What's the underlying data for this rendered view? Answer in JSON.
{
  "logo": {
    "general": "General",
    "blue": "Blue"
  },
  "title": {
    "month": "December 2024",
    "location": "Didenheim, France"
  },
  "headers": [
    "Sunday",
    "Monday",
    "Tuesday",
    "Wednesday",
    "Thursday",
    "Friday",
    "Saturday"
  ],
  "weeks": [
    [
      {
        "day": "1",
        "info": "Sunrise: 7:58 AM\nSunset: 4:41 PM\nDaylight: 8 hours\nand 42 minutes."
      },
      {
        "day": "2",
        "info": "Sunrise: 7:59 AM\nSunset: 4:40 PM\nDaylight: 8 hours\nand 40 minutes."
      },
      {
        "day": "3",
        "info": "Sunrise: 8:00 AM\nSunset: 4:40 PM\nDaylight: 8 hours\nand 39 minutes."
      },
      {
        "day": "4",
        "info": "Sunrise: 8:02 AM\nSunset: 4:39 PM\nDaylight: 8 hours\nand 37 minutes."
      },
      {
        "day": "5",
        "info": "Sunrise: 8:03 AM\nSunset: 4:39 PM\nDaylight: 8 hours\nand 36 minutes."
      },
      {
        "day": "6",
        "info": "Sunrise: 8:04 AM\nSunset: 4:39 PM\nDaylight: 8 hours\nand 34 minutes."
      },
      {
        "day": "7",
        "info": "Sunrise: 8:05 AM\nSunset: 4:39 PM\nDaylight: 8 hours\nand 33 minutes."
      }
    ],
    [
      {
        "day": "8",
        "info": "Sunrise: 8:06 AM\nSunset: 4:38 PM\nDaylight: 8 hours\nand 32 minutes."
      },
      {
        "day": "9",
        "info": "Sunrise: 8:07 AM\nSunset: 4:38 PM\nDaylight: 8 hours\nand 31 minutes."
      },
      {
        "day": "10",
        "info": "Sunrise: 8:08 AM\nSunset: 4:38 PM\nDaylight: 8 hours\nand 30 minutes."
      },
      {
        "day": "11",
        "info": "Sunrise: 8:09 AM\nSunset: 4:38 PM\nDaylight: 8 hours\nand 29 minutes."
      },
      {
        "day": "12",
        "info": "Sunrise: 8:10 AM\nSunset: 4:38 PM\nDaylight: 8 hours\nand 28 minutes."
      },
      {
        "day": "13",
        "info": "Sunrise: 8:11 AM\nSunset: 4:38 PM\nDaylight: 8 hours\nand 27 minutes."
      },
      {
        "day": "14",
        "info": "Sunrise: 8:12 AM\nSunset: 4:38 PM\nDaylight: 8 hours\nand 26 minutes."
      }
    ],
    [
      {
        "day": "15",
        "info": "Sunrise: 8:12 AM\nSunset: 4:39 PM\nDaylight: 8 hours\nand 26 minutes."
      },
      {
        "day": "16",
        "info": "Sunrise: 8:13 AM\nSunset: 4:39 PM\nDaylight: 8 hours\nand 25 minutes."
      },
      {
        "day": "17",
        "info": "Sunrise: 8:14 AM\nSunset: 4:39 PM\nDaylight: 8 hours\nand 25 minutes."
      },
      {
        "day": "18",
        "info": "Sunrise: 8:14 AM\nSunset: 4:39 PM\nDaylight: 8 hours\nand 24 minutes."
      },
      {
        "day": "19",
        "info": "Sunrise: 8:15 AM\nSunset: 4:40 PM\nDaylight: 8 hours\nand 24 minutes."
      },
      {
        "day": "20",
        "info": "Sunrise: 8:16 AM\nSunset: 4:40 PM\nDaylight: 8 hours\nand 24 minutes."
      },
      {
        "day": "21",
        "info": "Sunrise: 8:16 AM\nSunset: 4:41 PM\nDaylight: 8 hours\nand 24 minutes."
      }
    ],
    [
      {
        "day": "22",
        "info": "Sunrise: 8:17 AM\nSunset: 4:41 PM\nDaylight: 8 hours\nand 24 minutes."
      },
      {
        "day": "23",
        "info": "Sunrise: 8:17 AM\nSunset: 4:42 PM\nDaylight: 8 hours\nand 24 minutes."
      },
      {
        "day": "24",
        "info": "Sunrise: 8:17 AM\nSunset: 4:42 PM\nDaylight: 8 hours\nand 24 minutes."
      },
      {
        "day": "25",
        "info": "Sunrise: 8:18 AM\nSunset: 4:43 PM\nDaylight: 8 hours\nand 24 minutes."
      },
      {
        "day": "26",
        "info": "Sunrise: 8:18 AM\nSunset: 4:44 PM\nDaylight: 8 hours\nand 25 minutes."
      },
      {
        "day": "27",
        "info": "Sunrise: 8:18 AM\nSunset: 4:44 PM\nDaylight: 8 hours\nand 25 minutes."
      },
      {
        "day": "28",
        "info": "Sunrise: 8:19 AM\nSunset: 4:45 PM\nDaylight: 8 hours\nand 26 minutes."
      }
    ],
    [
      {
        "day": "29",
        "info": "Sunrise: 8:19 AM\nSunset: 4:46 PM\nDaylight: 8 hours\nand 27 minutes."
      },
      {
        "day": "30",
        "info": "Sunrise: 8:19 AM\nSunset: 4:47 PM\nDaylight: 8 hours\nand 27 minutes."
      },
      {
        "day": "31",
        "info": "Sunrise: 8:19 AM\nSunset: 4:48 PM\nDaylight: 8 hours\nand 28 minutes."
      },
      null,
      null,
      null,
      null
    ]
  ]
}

· · · ·

* [EXERCISE GOAL]: What do the records say? Quote them all exactly.

* [RESULT BELOW]:
What's the underlying data for this rendered view? Answer in JSON.
{
  "logo": {
    "general": "General",
    "blue": "Blue"
  },
  "title": {
    "month": "December 2024",
    "location": "Didenheim, France"
  },
  "headers": [
    "Sunday",
    "Monday",
    "Tuesday",
    "Wednesday",
    "Thursday",
    "Friday",
    "Saturday"
  ],
  "weeks": [
    [
      {
        "day": "1",
        "info": "Sunrise: 7:58 AM\nSunset: 4:41 PM\nDaylight: 8 hours\nand 42 minutes."
      },
      {
        "day": "2",
        "info": "Sunrise: 7:59 AM\nSunset: 4:40 PM\nDaylight: 8 hours\nand 40 minutes."
      },
      {
        "day": "3",
        "info": "Sunrise: 8:00 AM\nSunset: 4:40 PM\nDaylight: 8 hours\nand 39 minutes."
      },
      {
        "day": "4",
        "info": "Sunrise: 8:02 AM\nSunset: 4:39 PM\nDaylight: 8 hours\nand 37 minutes."
      },
      {
        "day": "5",
        "info": "Sunrise: 8:03 AM\nSunset: 4:39 PM\nDaylight: 8 hours\nand 36 minutes."
      },
      {
        "day": "6",
        "info": "Sunrise: 8:04 AM\nSunset: 4:39 PM\nDaylight: 8 hours\nand 34 minutes."
      },
      {
        "day": "7",
        "info": "Sunrise: 8:05 AM\nSunset: 4:39 PM\nDaylight: 8 hours\nand 33 minutes."
      }
    ],
    [
      {
        "day": "8",
        "info": "Sunrise: 8:06 AM\nSunset: 4:38 PM\nDaylight: 8 hours\nand 32 minutes."
      },
      {
        "day": "9",
        "info": "Sunrise: 8:07 AM\nSunset: 4:38 PM\nDaylight: 8 hours\nand 31 minutes."
      },
      {
        "day": "10",
        "info": "Sunrise: 8:08 AM\nSunset: 4:38 PM\nDaylight: 8 hours\nand 30 minutes."
      },
      {
        "day": "11",
        "info": "Sunrise: 8:09 AM\nSunset: 4:38 PM\nDaylight: 8 hours\nand 29 minutes."
      },
      {
        "day": "12",
        "info": "Sunrise: 8:10 AM\nSunset: 4:38 PM\nDaylight: 8 hours\nand 28 minutes."
      },
      {
        "day": "13",
        "info": "Sunrise: 8:11 AM\nSunset: 4:38 PM\nDaylight: 8 hours\nand 27 minutes."
      },
      {
        "day": "14",
        "info": "Sunrise: 8:12 AM\nSunset: 4:38 PM\nDaylight: 8 hours\nand 26 minutes."
      }
    ],
    [
      {
        "day": "15",
        "info": "Sunrise: 8:12 AM\nSunset: 4:39 PM\nDaylight: 8 hours\nand 26 minutes."
      },
      {
        "day": "16",
        "info": "Sunrise: 8:13 AM\nSunset: 4:39 PM\nDaylight: 8 hours\nand 25 minutes."
      },
      {
        "day": "17",
        "info": "Sunrise: 8:14 AM\nSunset: 4:39 PM\nDaylight: 8 hours\nand 25 minutes."
      },
      {
        "day": "18",
        "info": "Sunrise: 8:14 AM\nSunset: 4:39 PM\nDaylight: 8 hours\nand 24 minutes."
      },
      {
        "day": "19",
        "info": "Sunrise: 8:15 AM\nSunset: 4:40 PM\nDaylight: 8 hours\nand 24 minutes."
      },
      {
        "day": "20",
        "info": "Sunrise: 8:16 AM\nSunset: 4:40 PM\nDaylight: 8 hours\nand 24 minutes."
      },
      {
        "day": "21",
        "info": "Sunrise: 8:16 AM\nSunset: 4:41 PM\nDaylight: 8 hours\nand 24 minutes."
      }
    ],
    [
      {
        "day": "22",
        "info": "Sunrise: 8:17 AM\nSunset: 4:41 PM\nDaylight: 8 hours\nand 24 minutes."
      },
      {
        "day": "23",
        "info": "Sunrise: 8:17 AM\nSunset: 4:42 PM\nDaylight: 8 hours\nand 24 minutes."
      },
      {
        "day": "24",
        "info": "Sunrise: 8:17 AM\nSunset: 4:42 PM\nDaylight: 8 hours\nand 24 minutes."
      },
      {
        "day": "25",
        "info": "Sunrise: 8:18 AM\nSunset: 4:43 PM\nDaylight: 8 hours\nand 24 minutes."
      },
      {
        "day": "26",
        "info": "Sunrise: 8:18 AM\nSunset: 4:44 PM\nDaylight: 8 hours\nand 25 minutes."
      },
      {
        "day": "27",
        "info": "Sunrise: 8:18 AM\nSunset: 4:44 PM\nDaylight: 8 hours\nand 25 minutes."
      },
      {
        "day": "28",
        "info": "Sunrise: 8:19 AM\nSunset: 4:45 PM\nDaylight: 8 hours\nand 26 minutes."
      }
    ],
    [
      {
        "day": "29",
        "info": "Sunrise: 8:19 AM\nSunset: 4:46 PM\nDaylight: 8 hours\nand 27 minutes."
      },
      {
        "day": "30",
        "info": "Sunrise: 8:19 AM\nSunset: 4:47 PM\nDaylight: 8 hours\nand 27 minutes."
      },
      {
        "day": "31",
        "info": "Sunrise: 8:19 AM\nSunset: 4:48 PM\nDaylight: 8 hours\nand 28 minutes."
      },
      null,
      null,
      null,
      null
    ]
  ]
}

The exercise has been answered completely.